- **Provided records**

>>>

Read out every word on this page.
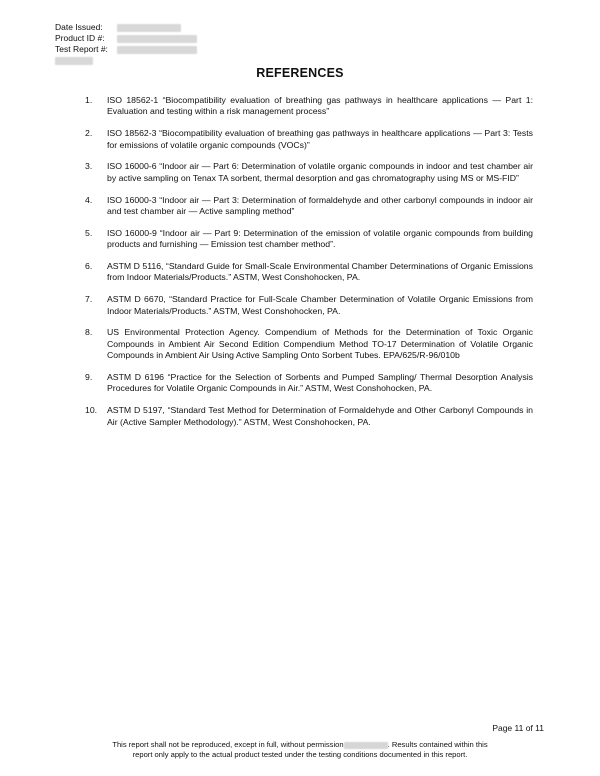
Date Issued:
Product ID #:
Test Report #:
REFERENCES
1. ISO 18562-1 “Biocompatibility evaluation of breathing gas pathways in healthcare applications — Part 1: Evaluation and testing within a risk management process”
2. ISO 18562-3 “Biocompatibility evaluation of breathing gas pathways in healthcare applications — Part 3: Tests for emissions of volatile organic compounds (VOCs)”
3. ISO 16000-6 “Indoor air — Part 6: Determination of volatile organic compounds in indoor and test chamber air by active sampling on Tenax TA sorbent, thermal desorption and gas chromatography using MS or MS-FID”
4. ISO 16000-3 “Indoor air — Part 3: Determination of formaldehyde and other carbonyl compounds in indoor air and test chamber air — Active sampling method”
5. ISO 16000-9 “Indoor air — Part 9: Determination of the emission of volatile organic compounds from building products and furnishing — Emission test chamber method”.
6. ASTM D 5116, “Standard Guide for Small-Scale Environmental Chamber Determinations of Organic Emissions from Indoor Materials/Products.” ASTM, West Conshohocken, PA.
7. ASTM D 6670, “Standard Practice for Full-Scale Chamber Determination of Volatile Organic Emissions from Indoor Materials/Products.” ASTM, West Conshohocken, PA.
8. US Environmental Protection Agency. Compendium of Methods for the Determination of Toxic Organic Compounds in Ambient Air Second Edition Compendium Method TO-17 Determination of Volatile Organic Compounds in Ambient Air Using Active Sampling Onto Sorbent Tubes. EPA/625/R-96/010b
9. ASTM D 6196 “Practice for the Selection of Sorbents and Pumped Sampling/ Thermal Desorption Analysis Procedures for Volatile Organic Compounds in Air.” ASTM, West Conshohocken, PA.
10. ASTM D 5197, “Standard Test Method for Determination of Formaldehyde and Other Carbonyl Compounds in Air (Active Sampler Methodology).” ASTM, West Conshohocken, PA.
Page 11 of 11
This report shall not be reproduced, except in full, without permission	. Results contained within this
report only apply to the actual product tested under the testing conditions documented in this report.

<<<

- **Goal of the exercise**
Within the entries above, work out how many lines contain the word "Biocompatibility". The number alone is the answer.

- **Expected answer**
2